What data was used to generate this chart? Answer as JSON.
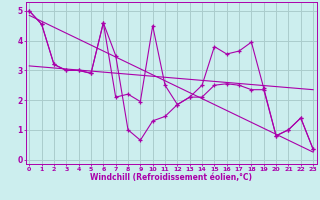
{
  "xlabel": "Windchill (Refroidissement éolien,°C)",
  "bg_color": "#cceeee",
  "grid_color": "#aacccc",
  "line_color": "#aa00aa",
  "xticks": [
    0,
    1,
    2,
    3,
    4,
    5,
    6,
    7,
    8,
    9,
    10,
    11,
    12,
    13,
    14,
    15,
    16,
    17,
    18,
    19,
    20,
    21,
    22,
    23
  ],
  "yticks": [
    0,
    1,
    2,
    3,
    4,
    5
  ],
  "ylim": [
    -0.15,
    5.3
  ],
  "xlim": [
    -0.3,
    23.3
  ],
  "series1_x": [
    0,
    1,
    2,
    3,
    4,
    5,
    6,
    7,
    8,
    9,
    10,
    11,
    12,
    13,
    14,
    15,
    16,
    17,
    18,
    19,
    20,
    21,
    22,
    23
  ],
  "series1_y": [
    5.0,
    4.55,
    3.2,
    3.0,
    3.0,
    2.9,
    4.6,
    3.5,
    1.0,
    0.65,
    1.3,
    1.45,
    1.85,
    2.1,
    2.5,
    3.8,
    3.55,
    3.65,
    3.95,
    2.4,
    0.8,
    1.0,
    1.4,
    0.35
  ],
  "series2_x": [
    0,
    1,
    2,
    3,
    4,
    5,
    6,
    7,
    8,
    9,
    10,
    11,
    12,
    13,
    14,
    15,
    16,
    17,
    18,
    19,
    20,
    21,
    22,
    23
  ],
  "series2_y": [
    5.0,
    4.55,
    3.2,
    3.0,
    3.0,
    2.9,
    4.6,
    2.1,
    2.2,
    1.95,
    4.5,
    2.5,
    1.85,
    2.1,
    2.1,
    2.5,
    2.55,
    2.5,
    2.35,
    2.35,
    0.8,
    1.0,
    1.4,
    0.35
  ],
  "trend1_x": [
    0,
    23
  ],
  "trend1_y": [
    4.85,
    0.25
  ],
  "trend2_x": [
    0,
    23
  ],
  "trend2_y": [
    3.15,
    2.35
  ]
}
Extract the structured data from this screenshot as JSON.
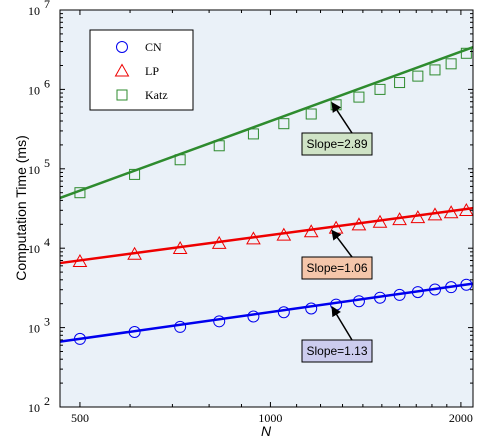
—————
Instructions for the task: Output all the records, word for word, with no pictures in the copy.

Solution below:
What data was used to generate this chart? Answer as JSON.
{
  "xlabel": "Windchill (Refroidissement éolien,°C)",
  "bg_color": "#cceeee",
  "grid_color": "#aacccc",
  "line_color": "#aa00aa",
  "xticks": [
    0,
    1,
    2,
    3,
    4,
    5,
    6,
    7,
    8,
    9,
    10,
    11,
    12,
    13,
    14,
    15,
    16,
    17,
    18,
    19,
    20,
    21,
    22,
    23
  ],
  "yticks": [
    0,
    1,
    2,
    3,
    4,
    5
  ],
  "ylim": [
    -0.15,
    5.3
  ],
  "xlim": [
    -0.3,
    23.3
  ],
  "series1_x": [
    0,
    1,
    2,
    3,
    4,
    5,
    6,
    7,
    8,
    9,
    10,
    11,
    12,
    13,
    14,
    15,
    16,
    17,
    18,
    19,
    20,
    21,
    22,
    23
  ],
  "series1_y": [
    5.0,
    4.55,
    3.2,
    3.0,
    3.0,
    2.9,
    4.6,
    3.5,
    1.0,
    0.65,
    1.3,
    1.45,
    1.85,
    2.1,
    2.5,
    3.8,
    3.55,
    3.65,
    3.95,
    2.4,
    0.8,
    1.0,
    1.4,
    0.35
  ],
  "series2_x": [
    0,
    1,
    2,
    3,
    4,
    5,
    6,
    7,
    8,
    9,
    10,
    11,
    12,
    13,
    14,
    15,
    16,
    17,
    18,
    19,
    20,
    21,
    22,
    23
  ],
  "series2_y": [
    5.0,
    4.55,
    3.2,
    3.0,
    3.0,
    2.9,
    4.6,
    2.1,
    2.2,
    1.95,
    4.5,
    2.5,
    1.85,
    2.1,
    2.1,
    2.5,
    2.55,
    2.5,
    2.35,
    2.35,
    0.8,
    1.0,
    1.4,
    0.35
  ],
  "trend1_x": [
    0,
    23
  ],
  "trend1_y": [
    4.85,
    0.25
  ],
  "trend2_x": [
    0,
    23
  ],
  "trend2_y": [
    3.15,
    2.35
  ]
}
Extract the structured data from this screenshot as JSON.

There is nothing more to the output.